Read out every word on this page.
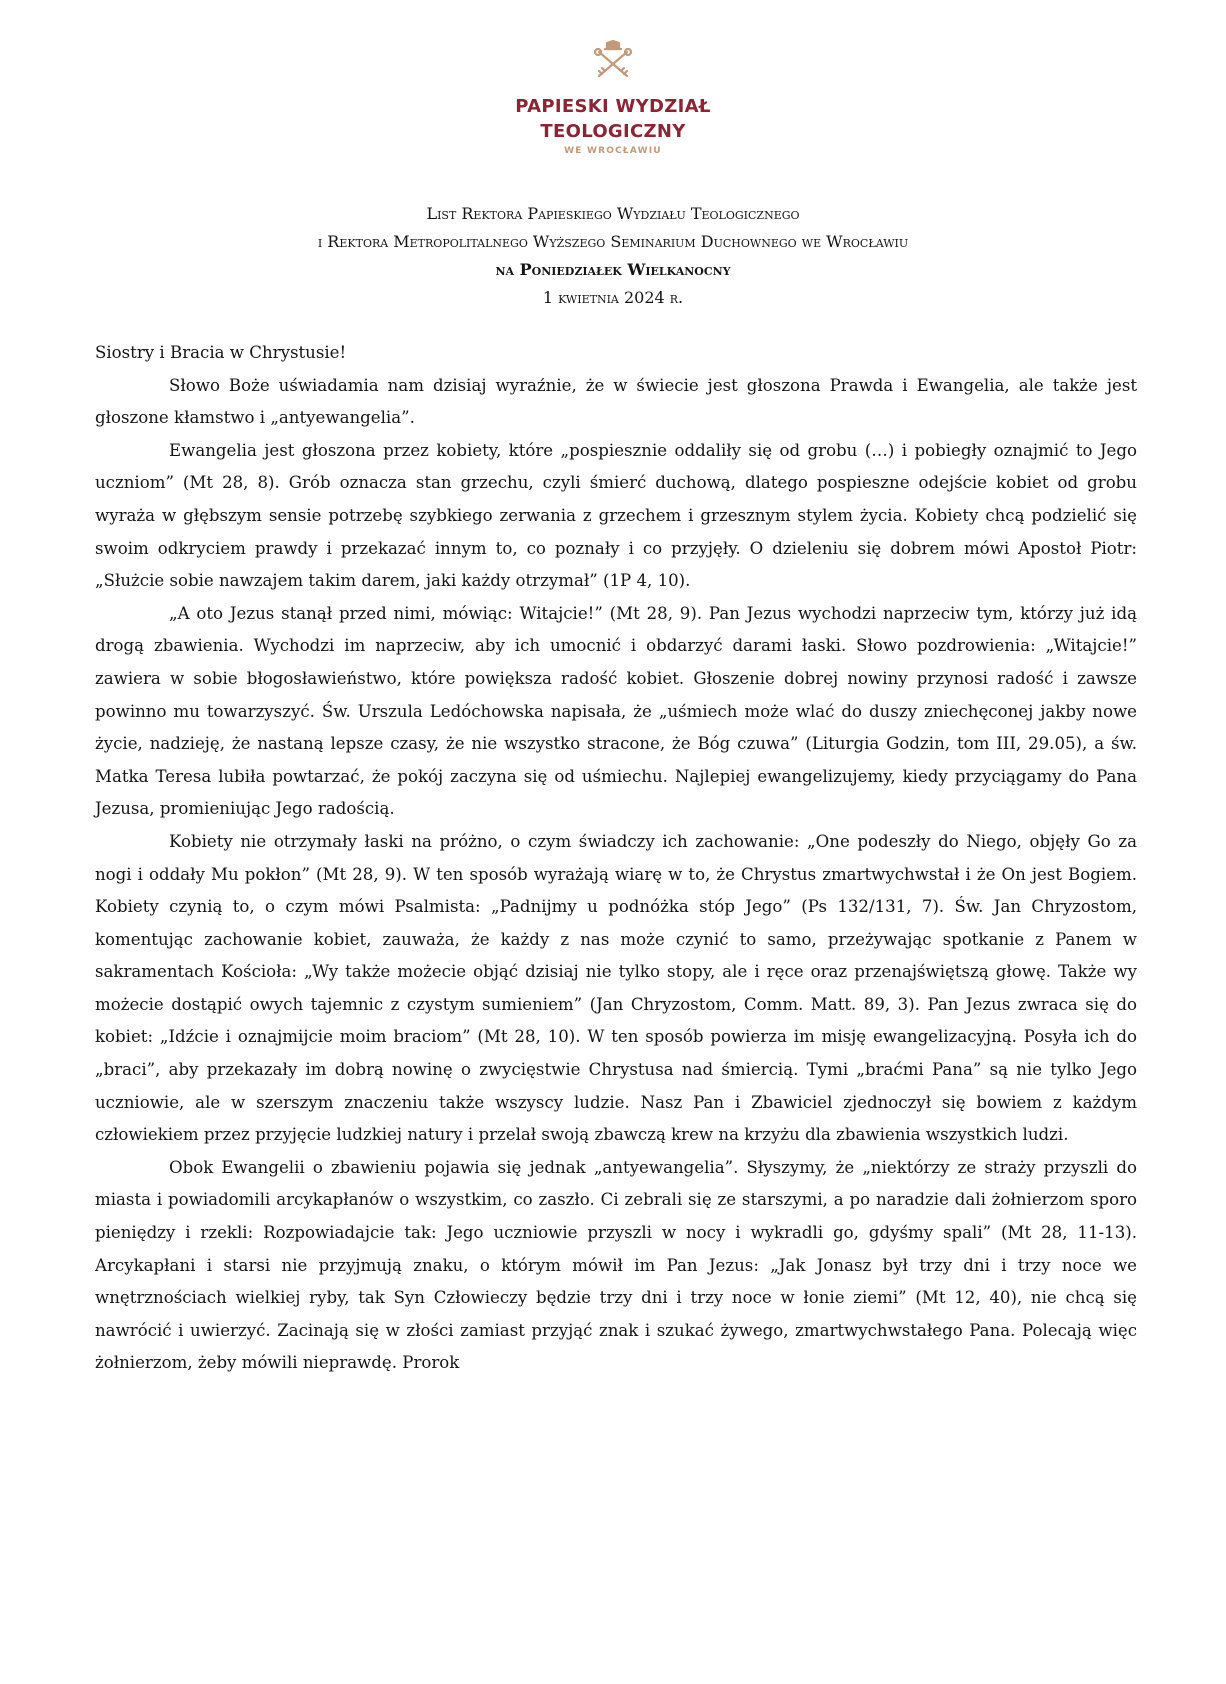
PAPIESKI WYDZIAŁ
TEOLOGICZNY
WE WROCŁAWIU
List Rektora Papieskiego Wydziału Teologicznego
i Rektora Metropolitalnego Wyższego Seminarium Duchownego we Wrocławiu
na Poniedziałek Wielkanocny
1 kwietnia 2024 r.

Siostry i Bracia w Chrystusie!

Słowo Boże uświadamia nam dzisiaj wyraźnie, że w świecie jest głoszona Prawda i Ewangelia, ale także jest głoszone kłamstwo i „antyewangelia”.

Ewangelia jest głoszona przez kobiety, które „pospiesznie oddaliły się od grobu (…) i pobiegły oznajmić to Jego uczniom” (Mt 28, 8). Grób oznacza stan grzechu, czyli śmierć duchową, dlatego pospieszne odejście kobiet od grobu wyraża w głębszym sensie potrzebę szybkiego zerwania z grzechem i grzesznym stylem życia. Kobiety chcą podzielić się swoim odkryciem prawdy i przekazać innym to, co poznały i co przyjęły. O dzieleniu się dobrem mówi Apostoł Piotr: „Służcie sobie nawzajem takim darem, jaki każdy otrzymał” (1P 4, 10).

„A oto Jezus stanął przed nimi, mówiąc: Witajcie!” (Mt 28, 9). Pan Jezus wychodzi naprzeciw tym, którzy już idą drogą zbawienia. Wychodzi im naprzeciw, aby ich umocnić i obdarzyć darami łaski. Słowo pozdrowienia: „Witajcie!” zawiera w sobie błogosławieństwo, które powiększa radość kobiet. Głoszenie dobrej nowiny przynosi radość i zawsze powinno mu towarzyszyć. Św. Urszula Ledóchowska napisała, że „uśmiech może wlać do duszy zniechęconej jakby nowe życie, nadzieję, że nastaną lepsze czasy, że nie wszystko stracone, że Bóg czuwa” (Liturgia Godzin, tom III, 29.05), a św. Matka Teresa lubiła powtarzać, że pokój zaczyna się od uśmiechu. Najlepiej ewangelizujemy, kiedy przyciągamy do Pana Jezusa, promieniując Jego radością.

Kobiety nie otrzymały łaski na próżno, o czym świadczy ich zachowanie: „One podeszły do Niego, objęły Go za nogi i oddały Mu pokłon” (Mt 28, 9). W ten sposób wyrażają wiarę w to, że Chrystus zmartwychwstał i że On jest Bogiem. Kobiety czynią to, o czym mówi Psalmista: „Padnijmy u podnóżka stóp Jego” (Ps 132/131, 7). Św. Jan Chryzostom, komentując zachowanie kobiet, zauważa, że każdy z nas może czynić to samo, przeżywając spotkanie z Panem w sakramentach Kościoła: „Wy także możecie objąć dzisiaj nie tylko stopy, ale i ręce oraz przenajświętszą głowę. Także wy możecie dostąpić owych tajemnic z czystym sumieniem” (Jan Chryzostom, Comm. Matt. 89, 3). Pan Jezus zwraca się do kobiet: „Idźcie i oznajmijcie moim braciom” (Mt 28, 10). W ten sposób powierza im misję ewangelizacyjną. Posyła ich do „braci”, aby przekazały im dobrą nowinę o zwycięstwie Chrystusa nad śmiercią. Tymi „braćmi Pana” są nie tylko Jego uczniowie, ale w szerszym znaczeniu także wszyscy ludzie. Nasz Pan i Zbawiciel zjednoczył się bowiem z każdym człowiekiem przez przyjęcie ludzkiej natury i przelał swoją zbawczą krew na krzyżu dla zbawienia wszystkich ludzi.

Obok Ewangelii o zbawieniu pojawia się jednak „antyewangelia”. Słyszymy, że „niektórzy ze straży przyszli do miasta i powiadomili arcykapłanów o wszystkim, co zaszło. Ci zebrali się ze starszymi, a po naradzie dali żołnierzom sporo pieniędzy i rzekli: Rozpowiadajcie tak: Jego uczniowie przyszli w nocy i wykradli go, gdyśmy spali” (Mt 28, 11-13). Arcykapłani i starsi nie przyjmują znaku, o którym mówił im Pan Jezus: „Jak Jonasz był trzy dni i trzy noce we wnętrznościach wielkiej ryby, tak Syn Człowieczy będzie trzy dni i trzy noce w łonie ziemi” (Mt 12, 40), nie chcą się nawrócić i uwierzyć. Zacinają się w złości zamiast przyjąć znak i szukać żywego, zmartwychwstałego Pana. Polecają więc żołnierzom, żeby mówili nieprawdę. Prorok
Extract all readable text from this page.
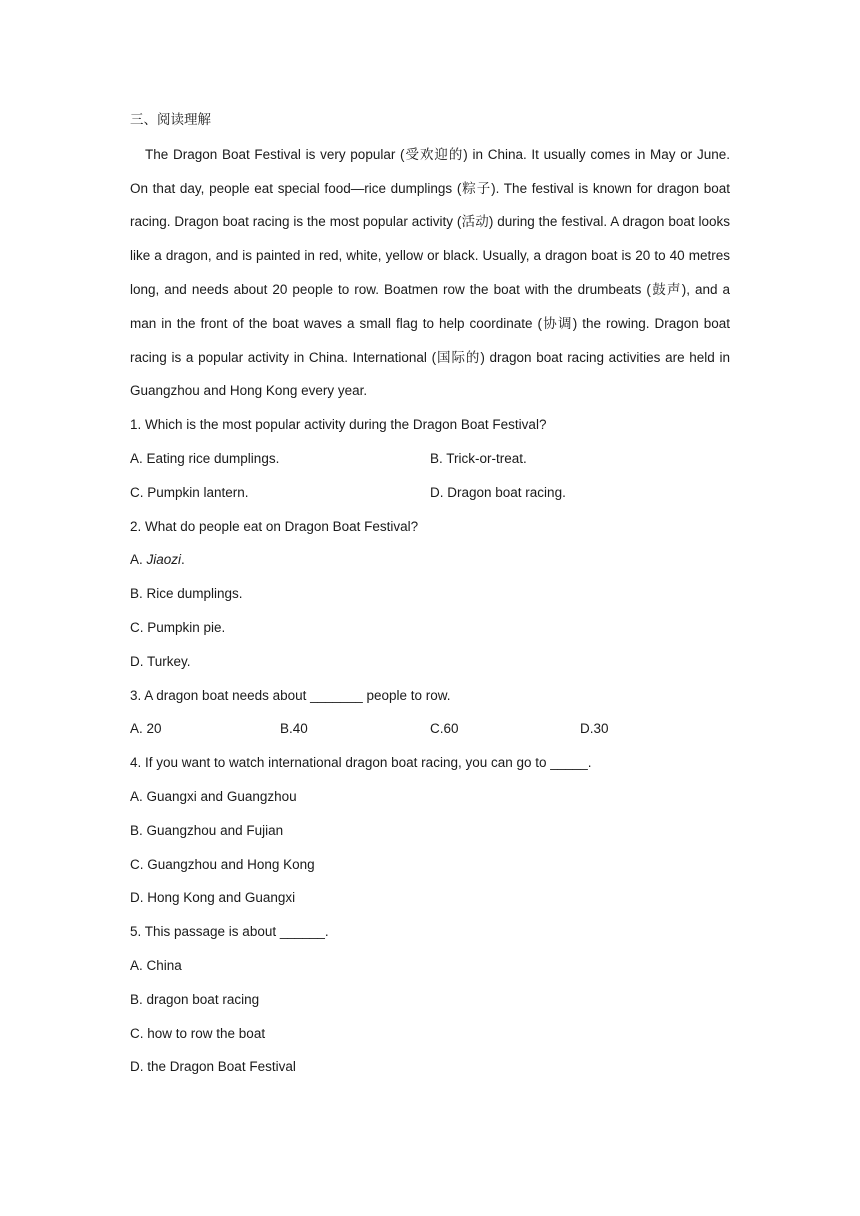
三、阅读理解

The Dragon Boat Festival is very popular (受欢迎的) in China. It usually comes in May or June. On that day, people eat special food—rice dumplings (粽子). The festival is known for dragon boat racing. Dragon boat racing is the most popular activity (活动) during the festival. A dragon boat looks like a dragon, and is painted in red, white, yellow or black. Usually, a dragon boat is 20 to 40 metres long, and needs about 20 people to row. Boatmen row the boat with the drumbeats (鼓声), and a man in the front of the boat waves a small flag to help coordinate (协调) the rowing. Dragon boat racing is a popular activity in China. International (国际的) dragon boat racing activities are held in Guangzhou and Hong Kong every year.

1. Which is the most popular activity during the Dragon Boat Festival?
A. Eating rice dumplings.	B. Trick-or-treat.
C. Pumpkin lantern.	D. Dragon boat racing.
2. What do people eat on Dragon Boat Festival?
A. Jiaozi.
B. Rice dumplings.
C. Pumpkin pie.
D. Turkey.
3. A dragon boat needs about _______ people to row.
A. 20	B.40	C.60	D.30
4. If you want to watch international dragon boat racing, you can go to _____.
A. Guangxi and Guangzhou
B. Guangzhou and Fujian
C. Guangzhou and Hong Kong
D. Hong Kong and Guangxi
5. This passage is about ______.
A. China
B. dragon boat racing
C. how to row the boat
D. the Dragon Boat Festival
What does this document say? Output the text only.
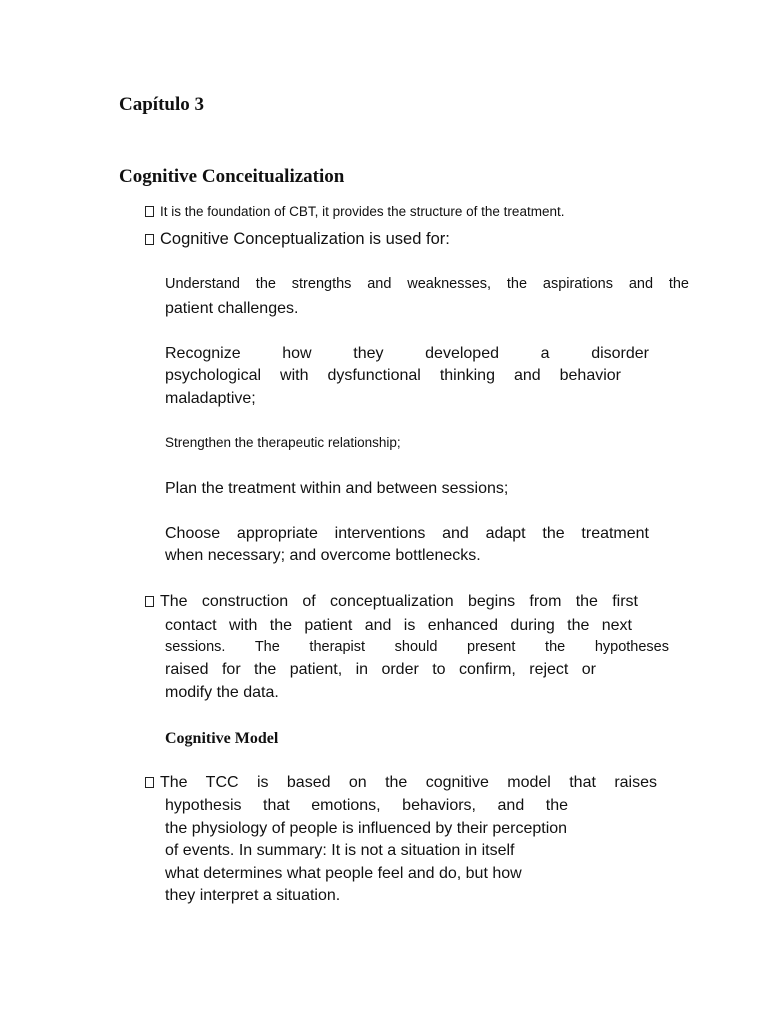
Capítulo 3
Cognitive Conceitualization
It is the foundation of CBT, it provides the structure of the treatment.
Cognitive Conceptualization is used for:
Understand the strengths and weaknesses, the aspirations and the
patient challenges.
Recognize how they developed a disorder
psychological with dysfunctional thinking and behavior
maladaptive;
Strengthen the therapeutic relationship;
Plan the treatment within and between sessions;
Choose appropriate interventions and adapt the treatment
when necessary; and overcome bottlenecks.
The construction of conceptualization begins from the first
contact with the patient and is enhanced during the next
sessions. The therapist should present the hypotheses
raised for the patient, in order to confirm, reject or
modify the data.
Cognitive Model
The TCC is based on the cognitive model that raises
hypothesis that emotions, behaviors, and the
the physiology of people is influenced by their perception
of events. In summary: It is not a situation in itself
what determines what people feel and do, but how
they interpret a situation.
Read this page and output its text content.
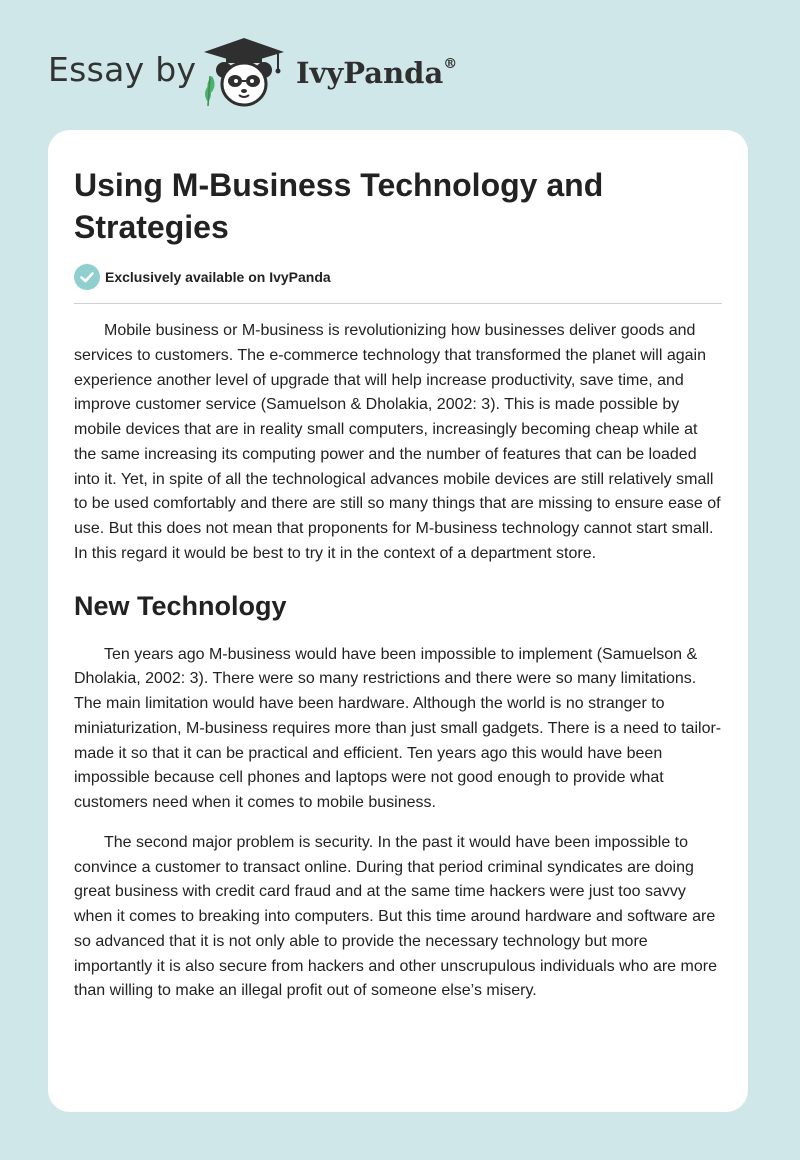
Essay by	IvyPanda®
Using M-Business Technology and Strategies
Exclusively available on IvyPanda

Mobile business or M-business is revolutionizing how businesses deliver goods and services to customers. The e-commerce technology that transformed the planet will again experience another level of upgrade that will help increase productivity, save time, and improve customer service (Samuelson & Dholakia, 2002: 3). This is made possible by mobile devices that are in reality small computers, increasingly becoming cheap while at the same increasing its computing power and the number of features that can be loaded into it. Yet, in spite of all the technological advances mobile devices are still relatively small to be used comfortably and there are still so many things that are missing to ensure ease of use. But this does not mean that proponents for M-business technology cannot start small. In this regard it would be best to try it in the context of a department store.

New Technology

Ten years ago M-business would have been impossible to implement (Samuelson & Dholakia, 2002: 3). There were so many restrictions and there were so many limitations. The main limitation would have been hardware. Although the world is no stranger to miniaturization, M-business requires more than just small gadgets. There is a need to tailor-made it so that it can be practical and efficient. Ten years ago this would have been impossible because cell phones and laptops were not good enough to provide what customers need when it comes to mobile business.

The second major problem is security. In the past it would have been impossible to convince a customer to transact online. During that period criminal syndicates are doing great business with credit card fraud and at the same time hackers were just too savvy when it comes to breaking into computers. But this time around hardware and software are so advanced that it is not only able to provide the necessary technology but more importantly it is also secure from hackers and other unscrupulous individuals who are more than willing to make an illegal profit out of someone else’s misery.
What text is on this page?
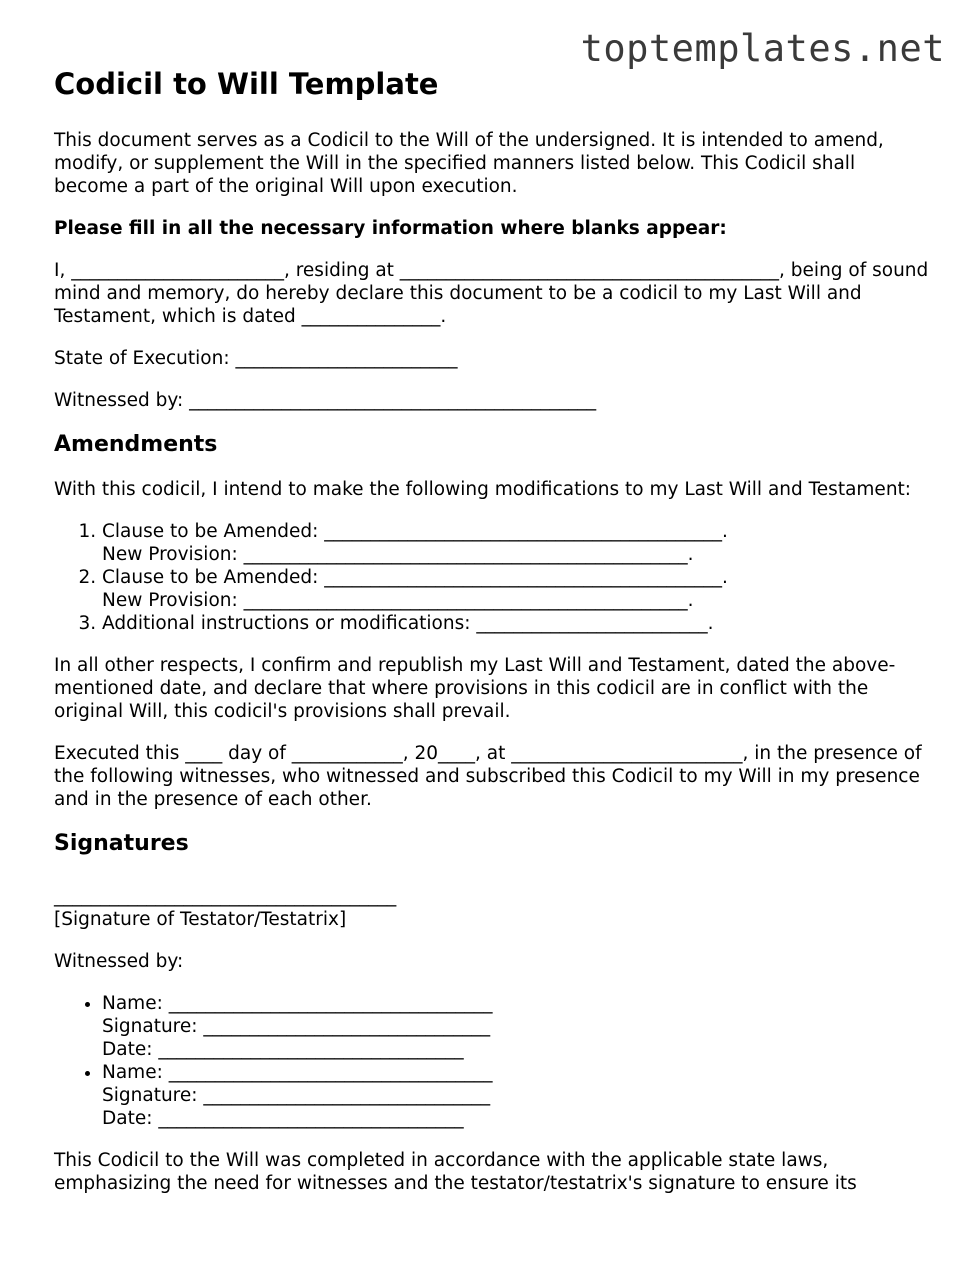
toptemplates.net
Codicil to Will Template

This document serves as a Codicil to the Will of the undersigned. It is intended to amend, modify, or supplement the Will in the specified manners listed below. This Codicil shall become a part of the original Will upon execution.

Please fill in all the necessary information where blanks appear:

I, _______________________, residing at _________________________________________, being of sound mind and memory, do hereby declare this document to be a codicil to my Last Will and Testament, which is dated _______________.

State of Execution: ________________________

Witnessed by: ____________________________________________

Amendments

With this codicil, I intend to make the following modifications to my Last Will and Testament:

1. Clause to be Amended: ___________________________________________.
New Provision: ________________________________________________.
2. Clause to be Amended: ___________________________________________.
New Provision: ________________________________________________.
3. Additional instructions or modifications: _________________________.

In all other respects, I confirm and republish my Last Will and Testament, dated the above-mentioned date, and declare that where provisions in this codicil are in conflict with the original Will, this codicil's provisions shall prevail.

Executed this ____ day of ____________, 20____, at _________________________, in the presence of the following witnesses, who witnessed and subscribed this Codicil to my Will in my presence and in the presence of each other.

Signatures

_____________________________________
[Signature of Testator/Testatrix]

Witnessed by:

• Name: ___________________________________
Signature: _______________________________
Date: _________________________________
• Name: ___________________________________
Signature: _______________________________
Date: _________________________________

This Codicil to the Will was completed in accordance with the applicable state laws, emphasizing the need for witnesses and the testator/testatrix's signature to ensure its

• _What the exercise asks_
State the number of lines above that hold the string "have", with nothing added.

• _Answer for this exercise_
2